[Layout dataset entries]
• • •

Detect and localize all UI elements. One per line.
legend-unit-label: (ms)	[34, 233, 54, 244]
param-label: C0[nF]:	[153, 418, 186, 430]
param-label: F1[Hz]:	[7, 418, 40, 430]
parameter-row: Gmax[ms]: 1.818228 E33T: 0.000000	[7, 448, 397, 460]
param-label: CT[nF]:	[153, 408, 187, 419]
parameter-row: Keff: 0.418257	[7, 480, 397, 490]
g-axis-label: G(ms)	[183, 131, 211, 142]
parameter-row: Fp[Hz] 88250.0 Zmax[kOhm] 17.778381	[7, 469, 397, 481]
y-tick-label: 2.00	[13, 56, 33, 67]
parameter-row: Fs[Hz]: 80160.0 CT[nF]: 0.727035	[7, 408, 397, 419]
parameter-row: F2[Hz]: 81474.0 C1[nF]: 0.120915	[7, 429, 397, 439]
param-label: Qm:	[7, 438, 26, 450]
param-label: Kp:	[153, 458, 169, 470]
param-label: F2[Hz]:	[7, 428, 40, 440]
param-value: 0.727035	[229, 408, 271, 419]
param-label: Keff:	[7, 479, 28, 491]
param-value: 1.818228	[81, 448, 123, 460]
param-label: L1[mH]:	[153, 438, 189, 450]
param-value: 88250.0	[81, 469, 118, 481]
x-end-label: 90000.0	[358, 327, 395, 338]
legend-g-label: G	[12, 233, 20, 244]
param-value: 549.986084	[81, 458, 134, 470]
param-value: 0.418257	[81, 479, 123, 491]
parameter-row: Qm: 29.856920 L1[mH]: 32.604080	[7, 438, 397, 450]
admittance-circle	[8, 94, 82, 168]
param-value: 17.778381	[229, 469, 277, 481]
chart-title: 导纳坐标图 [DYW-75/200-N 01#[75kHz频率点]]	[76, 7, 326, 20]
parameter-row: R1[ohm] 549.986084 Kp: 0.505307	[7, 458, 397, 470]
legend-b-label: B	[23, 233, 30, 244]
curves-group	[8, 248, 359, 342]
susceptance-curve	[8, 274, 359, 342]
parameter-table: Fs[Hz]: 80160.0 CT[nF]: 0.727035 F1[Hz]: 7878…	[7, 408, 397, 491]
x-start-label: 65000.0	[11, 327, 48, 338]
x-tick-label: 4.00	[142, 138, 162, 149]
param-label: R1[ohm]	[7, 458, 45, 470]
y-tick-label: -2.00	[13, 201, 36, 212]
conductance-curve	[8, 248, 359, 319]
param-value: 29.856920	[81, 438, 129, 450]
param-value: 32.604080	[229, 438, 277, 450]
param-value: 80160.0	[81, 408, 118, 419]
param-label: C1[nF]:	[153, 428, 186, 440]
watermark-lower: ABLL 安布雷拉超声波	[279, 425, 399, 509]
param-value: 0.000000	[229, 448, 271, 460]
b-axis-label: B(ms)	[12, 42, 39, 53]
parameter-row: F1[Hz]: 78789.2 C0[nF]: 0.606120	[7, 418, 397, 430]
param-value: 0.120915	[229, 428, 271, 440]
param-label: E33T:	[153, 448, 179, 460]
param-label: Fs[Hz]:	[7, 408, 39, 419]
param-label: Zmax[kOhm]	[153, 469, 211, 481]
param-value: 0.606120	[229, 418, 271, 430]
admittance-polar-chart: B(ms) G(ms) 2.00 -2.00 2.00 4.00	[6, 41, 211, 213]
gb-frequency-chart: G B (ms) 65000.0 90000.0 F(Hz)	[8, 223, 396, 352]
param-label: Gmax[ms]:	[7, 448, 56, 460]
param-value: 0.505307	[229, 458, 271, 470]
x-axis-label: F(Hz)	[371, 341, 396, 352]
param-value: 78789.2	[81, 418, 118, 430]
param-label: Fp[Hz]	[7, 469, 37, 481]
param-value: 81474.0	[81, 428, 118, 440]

• • •

- _To do_
Reproduce the rows verbatim, starting with the first row and stopping after the line that contains "parameter-row: Gmax[ms]: 1.818228", with that line included.

- _Full response_
Detect and localize all UI elements. One per line.
legend-unit-label: (ms)	[34, 233, 54, 244]
param-label: C0[nF]:	[153, 418, 186, 430]
param-label: F1[Hz]:	[7, 418, 40, 430]
parameter-row: Gmax[ms]: 1.818228 E33T: 0.000000	[7, 448, 397, 460]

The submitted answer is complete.